begin GIVEN PASSAGE
# Planted Tank Photography



## Green Leaf Aquariums (Feb 26, 2007)

I could not find a sub-forum for this so I thought it may be a good idea.

Folks can share there planted tank photos in a specific area other than the journal section.

It may help bring further inspiration to this forum, who knows?

If this idea is no good, please delete this post.



Regards, Orlando


----------



## epicfish (Sep 11, 2006)

http://www.plantedtank.net/forums/tank-journals-photo-album/


----------



## imeridian (Jan 19, 2007)

I know it's hard to find, given that it even says photo album as part of the subforum name. 

http://www.plantedtank.net/forums/tank-journals-photo-album/


----------



## Green Leaf Aquariums (Feb 26, 2007)

Nope, I saw that..

Im talking about not combining Journals and Photos...
end GIVEN PASSAGE
begin RECORDS SHOWN
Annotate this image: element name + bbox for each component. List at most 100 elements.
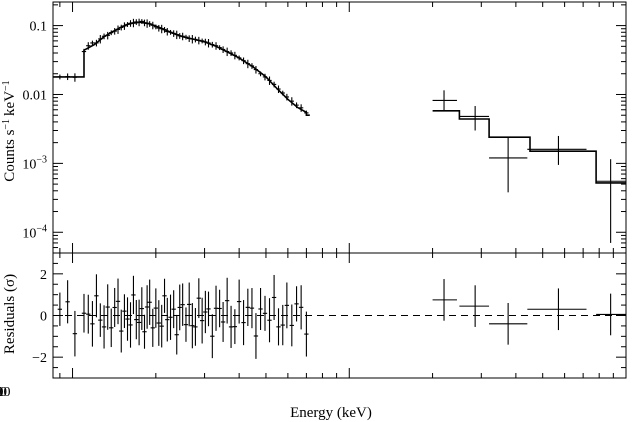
residual-point-high [527, 288, 587, 331]
residual-point [153, 288, 158, 328]
residual-point [162, 278, 167, 313]
spectrum-data-point [210, 41, 215, 48]
spectrum-frame [52, 1, 627, 254]
residual-point [228, 305, 234, 348]
residual-point [101, 305, 107, 349]
residual-point [65, 280, 70, 324]
spectrum-data-point [57, 74, 63, 80]
spectrum-data-point [165, 28, 170, 36]
residual-point [159, 304, 164, 348]
residual-point [105, 284, 110, 330]
spectrum-y-tick-label: 0.01 [23, 88, 48, 103]
spectrum-data-point [81, 48, 87, 55]
spectrum-panel [52, 1, 627, 254]
residual-point-high [489, 303, 528, 345]
spectrum-data-point [112, 28, 117, 35]
x-tick-label: 100 [0, 385, 11, 400]
spectrum-data-point [220, 46, 226, 53]
residual-point [147, 279, 152, 325]
residual-point-high [596, 293, 626, 336]
y-tick-exponent: −3 [36, 154, 47, 165]
spectrum-data-point [162, 27, 167, 33]
residual-point [177, 284, 182, 331]
residual-point [125, 297, 130, 341]
spectrum-y-tick-label: 0.1 [30, 20, 48, 35]
residual-point [165, 297, 170, 342]
residual-point [249, 288, 255, 329]
y-tick-base: 0.01 [23, 88, 48, 103]
residual-point [72, 310, 78, 357]
spectrum-data-point [224, 47, 230, 57]
residual-point [232, 309, 238, 345]
spectrum-data-point [90, 40, 95, 46]
spectrum-data-point-high [489, 137, 528, 193]
residual-point [174, 314, 179, 355]
residual-point [241, 300, 246, 346]
spectrum-data-point [136, 18, 142, 27]
x-tick-label: 1 [0, 385, 4, 400]
residual-point [139, 287, 144, 330]
residual-point [183, 307, 189, 342]
spectrum-data-point [228, 50, 234, 56]
residual-point [245, 288, 250, 327]
spectrum-data-point [258, 71, 263, 77]
residual-point [206, 291, 211, 327]
spectrum-data-point [193, 36, 198, 43]
spectrum-data-point [199, 38, 205, 44]
residual-point [193, 308, 198, 346]
residual-point [298, 285, 304, 330]
spectrum-data-point [147, 21, 152, 27]
spectrum-data-point [253, 66, 259, 74]
residual-point [136, 299, 142, 346]
residuals-y-tick-label: 0 [40, 310, 47, 325]
spectrum-data-point [115, 25, 121, 34]
residual-point [180, 283, 185, 326]
residual-point [94, 274, 99, 318]
spectrum-data-point [72, 73, 78, 82]
residual-point [262, 295, 268, 331]
spectrum-data-point [101, 33, 107, 40]
spectrum-data-point [217, 45, 222, 51]
spectrum-data-point [171, 30, 176, 37]
residual-point [220, 301, 226, 342]
residual-point [142, 314, 147, 349]
residual-point [304, 311, 309, 357]
residual-point [81, 293, 87, 333]
residual-point-high [432, 279, 457, 321]
spectrum-data-point [168, 29, 173, 35]
residual-point [267, 298, 272, 343]
y-tick-base: 10 [22, 157, 36, 172]
spectrum-data-point [122, 22, 127, 30]
spectrum-data-point [294, 102, 299, 109]
residual-point [134, 299, 139, 340]
spectrum-data-point [267, 76, 272, 85]
residual-point [90, 301, 95, 347]
residual-point [119, 309, 124, 353]
spectrum-data-point [156, 24, 161, 32]
spectrum-data-point [262, 73, 268, 81]
residual-point [115, 278, 121, 325]
residual-point [98, 303, 103, 337]
spectrum-data-point [245, 59, 250, 69]
spectrum-data-point [249, 63, 255, 69]
residual-point [253, 313, 259, 359]
residual-point [122, 294, 127, 329]
spectrum-data-point [289, 97, 294, 106]
residual-point [187, 282, 192, 327]
spectrum-data-point [213, 42, 219, 50]
spectrum-data-point [150, 21, 155, 30]
spectrum-data-point [304, 110, 309, 116]
residual-point [196, 278, 201, 319]
spectrum-y-tick-label: 10−3 [22, 154, 47, 172]
spectrum-data-point [280, 90, 285, 96]
spectrum-data-point [203, 38, 208, 46]
spectrum-data-point [271, 81, 277, 88]
residual-point [156, 300, 161, 346]
spectrum-data-point [232, 51, 238, 60]
residual-point [190, 303, 195, 349]
x-axis-title: Energy (keV) [290, 405, 372, 421]
spectrum-y-tick-label: 10−4 [22, 223, 47, 241]
spectrum-data-point [144, 19, 150, 28]
y-title-exp2: −1 [1, 80, 12, 91]
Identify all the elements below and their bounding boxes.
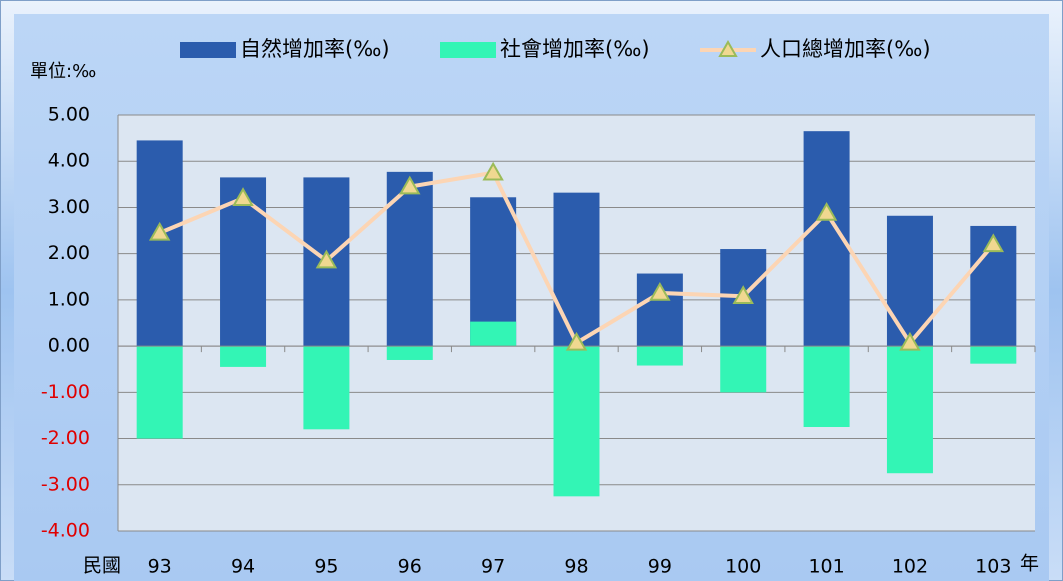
x-label-prefix: 民國 bbox=[83, 555, 121, 577]
bar bbox=[136, 140, 183, 347]
legend-swatch bbox=[180, 42, 236, 58]
bar bbox=[886, 346, 933, 474]
y-tick-label: 3.00 bbox=[48, 196, 90, 218]
line-marker bbox=[482, 161, 504, 181]
y-tick-label: 2.00 bbox=[48, 242, 90, 264]
line-marker bbox=[982, 233, 1005, 253]
x-tick-label: 102 bbox=[892, 556, 928, 578]
bar bbox=[136, 346, 183, 439]
line-marker bbox=[232, 187, 254, 206]
y-tick-label: -4.00 bbox=[41, 520, 90, 542]
bar bbox=[636, 346, 683, 366]
legend-swatch bbox=[440, 42, 496, 58]
legend-swatch-marker bbox=[718, 39, 738, 57]
legend-label: 自然增加率(‰) bbox=[240, 37, 390, 61]
bar bbox=[470, 197, 517, 347]
x-tick-label: 97 bbox=[481, 556, 505, 578]
line-marker bbox=[732, 285, 754, 304]
bar bbox=[970, 346, 1017, 364]
line-marker bbox=[565, 331, 588, 351]
line-marker bbox=[315, 249, 338, 269]
x-tick-label: 96 bbox=[398, 556, 422, 578]
y-tick-label: -3.00 bbox=[41, 473, 90, 495]
y-unit-label: 單位:‰ bbox=[30, 61, 96, 82]
bar bbox=[553, 346, 600, 497]
x-tick-label: 94 bbox=[231, 556, 255, 578]
line-marker bbox=[649, 281, 671, 301]
line-marker bbox=[899, 331, 921, 351]
bar bbox=[470, 321, 517, 347]
y-tick-label: 4.00 bbox=[48, 150, 90, 172]
line-marker bbox=[815, 201, 838, 221]
x-label-suffix: 年 bbox=[1020, 553, 1039, 575]
line-marker bbox=[148, 221, 171, 241]
legend-label: 人口總增加率(‰) bbox=[760, 37, 931, 61]
x-tick-label: 103 bbox=[975, 556, 1011, 578]
y-tick-label: 1.00 bbox=[48, 288, 90, 310]
y-tick-label: 0.00 bbox=[48, 335, 90, 357]
y-tick-label: -2.00 bbox=[41, 427, 90, 449]
x-tick-label: 98 bbox=[564, 556, 588, 578]
y-tick-label: -1.00 bbox=[41, 381, 90, 403]
bar bbox=[386, 346, 433, 360]
bar bbox=[303, 346, 350, 430]
x-tick-label: 93 bbox=[148, 556, 172, 578]
legend-label: 社會增加率(‰) bbox=[500, 37, 650, 61]
bar bbox=[220, 346, 267, 367]
bar bbox=[553, 192, 600, 347]
bar bbox=[720, 346, 767, 393]
bar bbox=[386, 171, 433, 347]
x-tick-label: 100 bbox=[725, 556, 761, 578]
line-marker bbox=[399, 175, 421, 195]
y-tick-label: 5.00 bbox=[48, 104, 90, 126]
bar bbox=[803, 346, 850, 427]
x-tick-label: 99 bbox=[648, 556, 672, 578]
x-tick-label: 101 bbox=[808, 556, 844, 578]
x-tick-label: 95 bbox=[314, 556, 338, 578]
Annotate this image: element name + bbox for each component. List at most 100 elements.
end RECORDS SHOWN
**GOALS:**
1. List the distinct usernames of the people who posted in the forum thread on planted tank photography.
2. Rewrite the part of the records that opens with the line containing "x-label-prefix: 民國 bbox=[83, 555, 121, 577]" and closes with the line containing "y-tick-label: -4.00 bbox=[41, 520, 90, 542]" as a Markdown table with the columns Row and Line, leaving out blank lines.

**TASK-BY-TASK ANSWERS:**
1.
- Green Leaf Aquariums
- epicfish
- imeridian

2.
| Row | Line |
|---|---|
| 1 | x-label-prefix: 民國 bbox=[83, 555, 121, 577] |
| 2 | bar bbox=[136, 140, 183, 347] |
| 3 | legend-swatch bbox=[180, 42, 236, 58] |
| 4 | bar bbox=[886, 346, 933, 474] |
| 5 | y-tick-label: 3.00 bbox=[48, 196, 90, 218] |
| 6 | line-marker bbox=[482, 161, 504, 181] |
| 7 | y-tick-label: 2.00 bbox=[48, 242, 90, 264] |
| 8 | line-marker bbox=[982, 233, 1005, 253] |
| 9 | x-tick-label: 102 bbox=[892, 556, 928, 578] |
| 10 | bar bbox=[136, 346, 183, 439] |
| 11 | line-marker bbox=[232, 187, 254, 206] |
| 12 | y-tick-label: -4.00 bbox=[41, 520, 90, 542] |